== DATA ROWS ==

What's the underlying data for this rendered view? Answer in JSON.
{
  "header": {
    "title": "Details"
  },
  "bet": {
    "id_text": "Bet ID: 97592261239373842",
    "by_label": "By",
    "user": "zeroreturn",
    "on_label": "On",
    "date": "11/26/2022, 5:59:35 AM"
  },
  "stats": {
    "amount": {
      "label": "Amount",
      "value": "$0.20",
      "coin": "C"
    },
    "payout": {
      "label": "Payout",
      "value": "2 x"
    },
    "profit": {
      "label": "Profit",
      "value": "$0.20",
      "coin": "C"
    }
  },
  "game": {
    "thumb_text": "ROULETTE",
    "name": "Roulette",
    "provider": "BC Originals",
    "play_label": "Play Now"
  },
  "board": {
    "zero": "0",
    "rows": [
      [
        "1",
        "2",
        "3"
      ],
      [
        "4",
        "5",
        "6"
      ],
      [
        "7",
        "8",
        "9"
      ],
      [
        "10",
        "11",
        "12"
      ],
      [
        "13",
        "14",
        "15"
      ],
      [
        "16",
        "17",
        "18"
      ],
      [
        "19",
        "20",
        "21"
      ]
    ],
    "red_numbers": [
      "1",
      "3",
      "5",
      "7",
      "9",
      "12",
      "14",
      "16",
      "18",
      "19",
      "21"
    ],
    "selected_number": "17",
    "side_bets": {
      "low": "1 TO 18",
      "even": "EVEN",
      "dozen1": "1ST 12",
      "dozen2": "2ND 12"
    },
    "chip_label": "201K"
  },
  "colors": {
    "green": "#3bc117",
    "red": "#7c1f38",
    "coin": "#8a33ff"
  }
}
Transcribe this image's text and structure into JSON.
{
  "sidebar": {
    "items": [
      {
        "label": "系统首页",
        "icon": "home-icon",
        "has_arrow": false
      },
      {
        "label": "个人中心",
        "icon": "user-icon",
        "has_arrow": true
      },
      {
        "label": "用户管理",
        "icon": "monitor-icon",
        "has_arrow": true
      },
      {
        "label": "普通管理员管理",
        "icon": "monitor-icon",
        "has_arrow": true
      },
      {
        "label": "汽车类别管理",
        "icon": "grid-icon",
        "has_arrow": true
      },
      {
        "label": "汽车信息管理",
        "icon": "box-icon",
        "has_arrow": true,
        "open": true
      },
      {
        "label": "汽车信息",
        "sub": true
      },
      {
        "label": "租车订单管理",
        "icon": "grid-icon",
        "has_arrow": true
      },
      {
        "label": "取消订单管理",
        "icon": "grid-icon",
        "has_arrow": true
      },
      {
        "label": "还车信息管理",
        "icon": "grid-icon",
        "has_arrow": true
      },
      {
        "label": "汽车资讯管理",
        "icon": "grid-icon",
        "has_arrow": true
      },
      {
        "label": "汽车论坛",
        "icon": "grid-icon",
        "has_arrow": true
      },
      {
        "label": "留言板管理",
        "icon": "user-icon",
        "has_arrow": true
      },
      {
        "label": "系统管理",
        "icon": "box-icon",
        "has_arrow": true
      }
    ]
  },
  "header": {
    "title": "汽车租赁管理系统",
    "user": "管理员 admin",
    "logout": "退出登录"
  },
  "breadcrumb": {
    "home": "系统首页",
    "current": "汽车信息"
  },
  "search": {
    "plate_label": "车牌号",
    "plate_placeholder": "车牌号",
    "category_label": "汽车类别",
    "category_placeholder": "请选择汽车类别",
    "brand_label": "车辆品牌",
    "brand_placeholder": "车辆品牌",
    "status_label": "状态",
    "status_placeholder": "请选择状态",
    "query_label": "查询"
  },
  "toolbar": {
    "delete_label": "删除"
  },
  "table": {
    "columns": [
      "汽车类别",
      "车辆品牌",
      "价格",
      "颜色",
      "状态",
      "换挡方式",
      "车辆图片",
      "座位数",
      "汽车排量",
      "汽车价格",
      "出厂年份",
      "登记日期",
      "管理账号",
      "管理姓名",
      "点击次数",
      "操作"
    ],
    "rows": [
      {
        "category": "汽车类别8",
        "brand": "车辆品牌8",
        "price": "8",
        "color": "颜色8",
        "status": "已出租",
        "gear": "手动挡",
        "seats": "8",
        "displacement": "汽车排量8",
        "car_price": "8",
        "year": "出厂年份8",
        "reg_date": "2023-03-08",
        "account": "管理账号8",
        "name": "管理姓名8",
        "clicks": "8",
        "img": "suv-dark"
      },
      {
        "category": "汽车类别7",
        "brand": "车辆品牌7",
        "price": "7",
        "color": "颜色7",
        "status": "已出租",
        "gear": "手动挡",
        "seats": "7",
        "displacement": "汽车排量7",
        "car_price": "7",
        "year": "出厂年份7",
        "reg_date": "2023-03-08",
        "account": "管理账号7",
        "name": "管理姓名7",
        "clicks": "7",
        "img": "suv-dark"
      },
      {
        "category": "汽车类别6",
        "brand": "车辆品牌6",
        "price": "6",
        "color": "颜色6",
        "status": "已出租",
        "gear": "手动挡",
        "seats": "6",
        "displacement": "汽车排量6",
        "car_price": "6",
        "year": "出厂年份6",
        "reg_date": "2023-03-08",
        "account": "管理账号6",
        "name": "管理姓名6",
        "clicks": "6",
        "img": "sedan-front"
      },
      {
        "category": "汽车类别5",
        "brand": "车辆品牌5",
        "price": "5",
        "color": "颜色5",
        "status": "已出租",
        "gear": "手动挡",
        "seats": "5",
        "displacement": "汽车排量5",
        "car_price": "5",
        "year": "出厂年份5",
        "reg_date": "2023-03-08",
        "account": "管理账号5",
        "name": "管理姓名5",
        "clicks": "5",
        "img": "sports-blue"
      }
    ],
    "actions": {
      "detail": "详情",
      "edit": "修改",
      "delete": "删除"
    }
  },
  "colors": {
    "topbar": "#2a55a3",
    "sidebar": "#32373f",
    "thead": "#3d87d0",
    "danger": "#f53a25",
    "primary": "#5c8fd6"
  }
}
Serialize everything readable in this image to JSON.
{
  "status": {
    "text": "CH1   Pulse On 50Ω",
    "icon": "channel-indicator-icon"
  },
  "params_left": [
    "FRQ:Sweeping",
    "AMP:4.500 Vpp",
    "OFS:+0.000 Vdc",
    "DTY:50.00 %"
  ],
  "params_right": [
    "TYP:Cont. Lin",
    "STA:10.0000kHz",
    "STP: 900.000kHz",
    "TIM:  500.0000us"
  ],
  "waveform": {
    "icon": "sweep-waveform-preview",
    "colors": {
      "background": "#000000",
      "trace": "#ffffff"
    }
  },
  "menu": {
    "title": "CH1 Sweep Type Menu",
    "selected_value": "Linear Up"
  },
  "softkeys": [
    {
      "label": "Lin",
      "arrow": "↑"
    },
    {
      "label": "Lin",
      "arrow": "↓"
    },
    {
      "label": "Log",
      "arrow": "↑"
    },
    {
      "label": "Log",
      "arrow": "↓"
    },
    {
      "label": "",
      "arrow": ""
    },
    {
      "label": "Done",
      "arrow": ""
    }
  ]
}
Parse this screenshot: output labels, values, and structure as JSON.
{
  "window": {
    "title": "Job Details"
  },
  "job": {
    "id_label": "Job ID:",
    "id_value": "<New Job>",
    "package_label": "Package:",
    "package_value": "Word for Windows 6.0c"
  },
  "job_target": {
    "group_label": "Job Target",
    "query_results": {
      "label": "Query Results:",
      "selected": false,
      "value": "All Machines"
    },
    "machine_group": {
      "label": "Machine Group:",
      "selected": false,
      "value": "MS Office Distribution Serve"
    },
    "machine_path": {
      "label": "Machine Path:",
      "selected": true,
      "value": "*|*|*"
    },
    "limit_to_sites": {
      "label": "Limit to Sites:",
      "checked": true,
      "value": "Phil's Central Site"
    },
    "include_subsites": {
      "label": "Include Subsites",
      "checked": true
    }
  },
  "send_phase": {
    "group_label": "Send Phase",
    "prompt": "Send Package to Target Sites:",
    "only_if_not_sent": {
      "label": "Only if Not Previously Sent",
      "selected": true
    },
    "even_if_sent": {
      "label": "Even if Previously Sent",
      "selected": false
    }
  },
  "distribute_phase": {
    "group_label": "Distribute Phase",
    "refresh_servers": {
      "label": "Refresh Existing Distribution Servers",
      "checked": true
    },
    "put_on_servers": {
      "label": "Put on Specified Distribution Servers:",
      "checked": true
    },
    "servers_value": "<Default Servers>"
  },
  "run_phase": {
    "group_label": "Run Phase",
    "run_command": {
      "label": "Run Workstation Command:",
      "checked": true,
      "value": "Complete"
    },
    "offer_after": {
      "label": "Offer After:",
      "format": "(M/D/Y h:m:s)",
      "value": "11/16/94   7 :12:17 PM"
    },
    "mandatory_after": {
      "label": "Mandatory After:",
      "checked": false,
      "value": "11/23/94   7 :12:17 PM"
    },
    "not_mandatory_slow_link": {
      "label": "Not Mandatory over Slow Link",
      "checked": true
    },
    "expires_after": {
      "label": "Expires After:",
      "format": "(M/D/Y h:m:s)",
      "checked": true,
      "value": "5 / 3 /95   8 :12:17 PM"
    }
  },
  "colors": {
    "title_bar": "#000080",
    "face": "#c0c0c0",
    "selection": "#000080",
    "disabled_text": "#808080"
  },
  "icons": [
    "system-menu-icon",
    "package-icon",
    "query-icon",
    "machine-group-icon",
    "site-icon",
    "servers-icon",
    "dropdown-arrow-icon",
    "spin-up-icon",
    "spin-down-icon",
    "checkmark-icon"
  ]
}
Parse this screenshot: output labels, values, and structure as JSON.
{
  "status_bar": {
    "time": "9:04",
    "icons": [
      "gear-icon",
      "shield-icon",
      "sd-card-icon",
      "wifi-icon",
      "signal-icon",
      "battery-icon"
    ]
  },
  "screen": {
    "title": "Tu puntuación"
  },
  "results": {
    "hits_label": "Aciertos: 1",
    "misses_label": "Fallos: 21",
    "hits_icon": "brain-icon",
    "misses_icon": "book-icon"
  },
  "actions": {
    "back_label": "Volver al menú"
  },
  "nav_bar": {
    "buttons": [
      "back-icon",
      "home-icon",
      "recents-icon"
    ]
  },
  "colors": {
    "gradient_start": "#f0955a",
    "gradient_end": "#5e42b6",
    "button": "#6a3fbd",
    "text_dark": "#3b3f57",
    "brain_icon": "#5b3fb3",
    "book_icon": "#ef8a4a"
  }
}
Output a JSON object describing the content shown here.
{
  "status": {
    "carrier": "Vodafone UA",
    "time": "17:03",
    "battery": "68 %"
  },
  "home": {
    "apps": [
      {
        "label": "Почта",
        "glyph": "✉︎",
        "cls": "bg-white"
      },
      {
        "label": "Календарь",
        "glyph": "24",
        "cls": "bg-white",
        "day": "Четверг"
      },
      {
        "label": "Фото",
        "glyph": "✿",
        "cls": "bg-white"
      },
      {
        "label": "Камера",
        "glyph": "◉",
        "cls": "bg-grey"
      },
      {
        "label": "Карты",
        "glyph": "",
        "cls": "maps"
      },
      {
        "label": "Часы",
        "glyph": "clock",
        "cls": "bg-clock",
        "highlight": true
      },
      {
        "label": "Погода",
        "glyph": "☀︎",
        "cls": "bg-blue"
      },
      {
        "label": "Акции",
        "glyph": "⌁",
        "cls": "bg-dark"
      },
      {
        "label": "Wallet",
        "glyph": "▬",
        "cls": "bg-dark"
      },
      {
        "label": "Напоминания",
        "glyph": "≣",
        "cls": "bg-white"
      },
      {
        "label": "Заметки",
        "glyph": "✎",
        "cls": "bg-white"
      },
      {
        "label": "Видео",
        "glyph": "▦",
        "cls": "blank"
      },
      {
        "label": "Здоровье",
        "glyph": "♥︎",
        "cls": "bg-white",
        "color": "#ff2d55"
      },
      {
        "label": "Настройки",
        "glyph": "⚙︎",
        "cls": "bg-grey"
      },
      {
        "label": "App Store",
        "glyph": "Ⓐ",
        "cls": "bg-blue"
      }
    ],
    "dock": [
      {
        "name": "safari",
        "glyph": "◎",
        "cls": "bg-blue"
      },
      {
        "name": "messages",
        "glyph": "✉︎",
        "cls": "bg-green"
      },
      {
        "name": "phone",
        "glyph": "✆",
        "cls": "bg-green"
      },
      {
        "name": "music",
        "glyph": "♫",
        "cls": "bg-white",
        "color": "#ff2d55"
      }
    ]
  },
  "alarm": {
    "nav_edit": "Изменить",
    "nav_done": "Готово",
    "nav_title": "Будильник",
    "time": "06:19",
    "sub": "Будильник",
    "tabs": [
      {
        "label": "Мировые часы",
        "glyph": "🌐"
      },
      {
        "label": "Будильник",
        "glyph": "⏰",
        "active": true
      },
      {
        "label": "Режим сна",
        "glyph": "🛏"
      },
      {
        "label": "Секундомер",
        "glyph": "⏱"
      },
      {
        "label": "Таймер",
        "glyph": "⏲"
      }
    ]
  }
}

===

Where a line holds "false", copy that line.

        "has_arrow": false
      "selected": false,
      "selected": false,
      "selected": false
      "checked": false,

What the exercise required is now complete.